Richter Gehrke sagt an diesem Donnerstag in Frankfurt, die Diskussion um die Geschichte der Bundesrepublik stimme ihn nachdenklich. "Sie zeigt, dass in diesem so friedlich vereinten Deutschland noch vieles aus der jüngeren Vergangenheit existiert, das es aufzuklären und aufzuarbeiten gilt." Dann wendet er sich wieder dem Kern der Urteilsbegründung zu.

Detailliert beschreibt er den Charakter des Angeklagten und die Umstände, die Klein in den Terrorismus trieben. Er sei ein einfacher Arbeiter gewesen, der den linksintellektuellen Studenten der Frankfurter Szene wie gerufen kam. Herrschte doch dort ein akuter Mangel an Vertretern der Arbeiterklasse, deren Interessen die Studenten zu kennen glaubten und durchsetzen wollten. Klein sei beliebt gewesen, auch wenn er vieles nicht verstanden habe, etwa wenn sich die Spontis in "endlosen Diskussionen Zitate von Habermas und Marcuse um die Ohren schlugen".

= = = =

**AUFGABENLISTE:**
a. Welchen Beruf hatte Klein laut dem Bericht über das Urteil gegen Klein?
b. Schreiben Sie den Bericht über das Urteil gegen Klein im Anschluss an seinen letzten Satz weiter.
Die Daten werden hierfür nicht gebraucht.

**ÜBUNGSDATEN:**
= = = =

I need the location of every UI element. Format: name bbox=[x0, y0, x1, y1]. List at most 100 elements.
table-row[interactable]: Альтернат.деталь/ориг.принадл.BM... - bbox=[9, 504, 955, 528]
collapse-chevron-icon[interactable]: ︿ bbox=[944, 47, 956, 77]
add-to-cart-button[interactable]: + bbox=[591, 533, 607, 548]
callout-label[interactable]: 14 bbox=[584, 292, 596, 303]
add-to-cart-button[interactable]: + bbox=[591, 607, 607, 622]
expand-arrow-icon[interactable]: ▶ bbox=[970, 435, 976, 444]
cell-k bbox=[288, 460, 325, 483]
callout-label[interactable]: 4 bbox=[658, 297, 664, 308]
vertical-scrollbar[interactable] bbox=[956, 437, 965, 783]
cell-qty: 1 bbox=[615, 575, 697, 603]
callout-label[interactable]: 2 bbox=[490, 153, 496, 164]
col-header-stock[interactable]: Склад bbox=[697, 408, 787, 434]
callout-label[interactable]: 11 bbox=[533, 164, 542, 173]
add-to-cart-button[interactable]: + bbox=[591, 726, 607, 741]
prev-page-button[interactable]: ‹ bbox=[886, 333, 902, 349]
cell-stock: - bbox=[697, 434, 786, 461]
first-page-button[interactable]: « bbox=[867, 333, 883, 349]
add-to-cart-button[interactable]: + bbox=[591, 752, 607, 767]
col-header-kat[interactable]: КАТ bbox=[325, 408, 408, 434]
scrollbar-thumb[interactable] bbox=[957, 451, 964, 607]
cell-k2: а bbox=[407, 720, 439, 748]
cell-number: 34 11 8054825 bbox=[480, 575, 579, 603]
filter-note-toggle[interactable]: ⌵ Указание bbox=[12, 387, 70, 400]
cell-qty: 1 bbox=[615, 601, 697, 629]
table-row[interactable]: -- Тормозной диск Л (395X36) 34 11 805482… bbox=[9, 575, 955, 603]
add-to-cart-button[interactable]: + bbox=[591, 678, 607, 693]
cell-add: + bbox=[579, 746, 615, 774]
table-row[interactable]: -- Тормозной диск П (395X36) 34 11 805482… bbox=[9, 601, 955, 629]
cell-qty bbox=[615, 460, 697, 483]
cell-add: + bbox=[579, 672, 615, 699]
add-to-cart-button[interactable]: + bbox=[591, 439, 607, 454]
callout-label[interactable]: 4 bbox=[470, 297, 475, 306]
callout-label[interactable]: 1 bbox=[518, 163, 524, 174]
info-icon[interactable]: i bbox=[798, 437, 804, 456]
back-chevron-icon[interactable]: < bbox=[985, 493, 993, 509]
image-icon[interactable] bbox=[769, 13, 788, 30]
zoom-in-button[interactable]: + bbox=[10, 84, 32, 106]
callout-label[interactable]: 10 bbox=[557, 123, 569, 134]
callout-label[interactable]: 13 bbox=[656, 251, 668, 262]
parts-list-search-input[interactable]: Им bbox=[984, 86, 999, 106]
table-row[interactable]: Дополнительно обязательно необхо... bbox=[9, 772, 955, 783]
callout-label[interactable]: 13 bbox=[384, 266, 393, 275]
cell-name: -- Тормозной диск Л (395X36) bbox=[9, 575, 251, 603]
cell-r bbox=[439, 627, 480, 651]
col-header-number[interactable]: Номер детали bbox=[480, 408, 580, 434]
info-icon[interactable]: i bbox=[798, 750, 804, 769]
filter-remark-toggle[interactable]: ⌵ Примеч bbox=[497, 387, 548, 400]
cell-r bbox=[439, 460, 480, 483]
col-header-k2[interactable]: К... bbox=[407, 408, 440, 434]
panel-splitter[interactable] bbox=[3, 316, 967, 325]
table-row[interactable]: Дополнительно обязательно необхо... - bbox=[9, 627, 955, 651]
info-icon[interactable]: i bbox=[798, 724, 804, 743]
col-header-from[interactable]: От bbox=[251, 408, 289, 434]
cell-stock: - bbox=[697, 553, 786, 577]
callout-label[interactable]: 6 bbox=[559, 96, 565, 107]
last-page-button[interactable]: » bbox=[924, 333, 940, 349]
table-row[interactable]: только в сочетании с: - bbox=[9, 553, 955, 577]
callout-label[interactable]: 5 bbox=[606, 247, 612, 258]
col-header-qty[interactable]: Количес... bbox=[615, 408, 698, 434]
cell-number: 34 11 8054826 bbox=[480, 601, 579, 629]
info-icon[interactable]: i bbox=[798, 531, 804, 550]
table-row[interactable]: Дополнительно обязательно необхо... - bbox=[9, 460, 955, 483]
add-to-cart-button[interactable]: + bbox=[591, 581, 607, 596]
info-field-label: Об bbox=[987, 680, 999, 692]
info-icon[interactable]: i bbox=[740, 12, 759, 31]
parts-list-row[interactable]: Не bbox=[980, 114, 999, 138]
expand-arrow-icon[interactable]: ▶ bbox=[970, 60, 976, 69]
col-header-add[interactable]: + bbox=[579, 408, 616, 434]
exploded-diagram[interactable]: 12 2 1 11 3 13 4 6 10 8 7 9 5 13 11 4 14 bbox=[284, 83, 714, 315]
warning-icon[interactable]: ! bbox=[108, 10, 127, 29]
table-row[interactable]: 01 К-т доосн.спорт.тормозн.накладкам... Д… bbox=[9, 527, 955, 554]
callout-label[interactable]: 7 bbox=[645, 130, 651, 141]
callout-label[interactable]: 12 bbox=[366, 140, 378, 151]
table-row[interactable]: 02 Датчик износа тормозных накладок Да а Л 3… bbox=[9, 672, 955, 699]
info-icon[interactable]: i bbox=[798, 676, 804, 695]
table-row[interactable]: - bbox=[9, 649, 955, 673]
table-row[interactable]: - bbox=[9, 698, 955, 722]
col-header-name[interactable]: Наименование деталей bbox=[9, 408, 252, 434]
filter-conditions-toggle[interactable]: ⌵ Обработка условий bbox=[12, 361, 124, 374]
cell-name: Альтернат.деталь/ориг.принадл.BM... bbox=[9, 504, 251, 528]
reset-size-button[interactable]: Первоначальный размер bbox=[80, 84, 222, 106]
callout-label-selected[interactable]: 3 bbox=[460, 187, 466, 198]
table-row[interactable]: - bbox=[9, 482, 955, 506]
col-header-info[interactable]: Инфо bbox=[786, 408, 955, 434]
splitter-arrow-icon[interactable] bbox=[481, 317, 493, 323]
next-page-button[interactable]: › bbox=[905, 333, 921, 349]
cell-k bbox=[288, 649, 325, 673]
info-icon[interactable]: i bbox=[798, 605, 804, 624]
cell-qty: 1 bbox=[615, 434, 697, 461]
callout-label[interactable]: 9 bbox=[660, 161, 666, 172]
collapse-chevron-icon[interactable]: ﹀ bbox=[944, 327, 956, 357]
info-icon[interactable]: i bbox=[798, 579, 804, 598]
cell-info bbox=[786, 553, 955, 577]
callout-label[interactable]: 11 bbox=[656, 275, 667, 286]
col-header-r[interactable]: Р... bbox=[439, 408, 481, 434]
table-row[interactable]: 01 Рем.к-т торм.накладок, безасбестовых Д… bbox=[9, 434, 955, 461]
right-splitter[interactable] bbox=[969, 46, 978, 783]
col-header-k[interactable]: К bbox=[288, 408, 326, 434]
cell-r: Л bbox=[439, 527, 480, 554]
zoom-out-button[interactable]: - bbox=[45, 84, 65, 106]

= = = =

**ANTWORTEN JE AUFGABE:**
a. Er war ein einfacher Arbeiter.

b.
Dreißig Jahre später

Dennoch habe Klein "die Richtigkeit" der ihm von seinen Freunden beigebrachten Ansichten über Ungerechtigkeit in der Gesellschaft erlebt, wie Gehrke es ausdrückt. "Es waren die Wohnraumspekulanten, die Alt-Nazis in der bundesdeutschen Regierung und Verwaltung, die Militärdiktaturen in Südeuropa und der grausame Vietnamkrieg, die die Studenten und auch Klein damals politisierten", erklärt der Richter die Geschichte. "Wie sein Freund Fischer" habe Klein "in vorderster Front" bei Demonstrationen gegen die Polizei gekämpft. "Diese Aktionen wurden in der Szene als legitime Gegengewalt zur staatlichen Repression verstanden", sagt Gehrke in Frankfurt. Dreißig Jahre später.

Anfang der 70er-Jahre seien die "Trennungslinien" in der Sponti-Szene aber immer deutlicher geworden, fährt der Richter fort. "Warum sich Klein aber letztlich entschied, sich dem Terrorismus anzuschließen, ist auch heute nicht zu erklären", räumt Gehrke schließlich ein. "Selbst Klein weiß darauf wohl bis heute keine Antwort."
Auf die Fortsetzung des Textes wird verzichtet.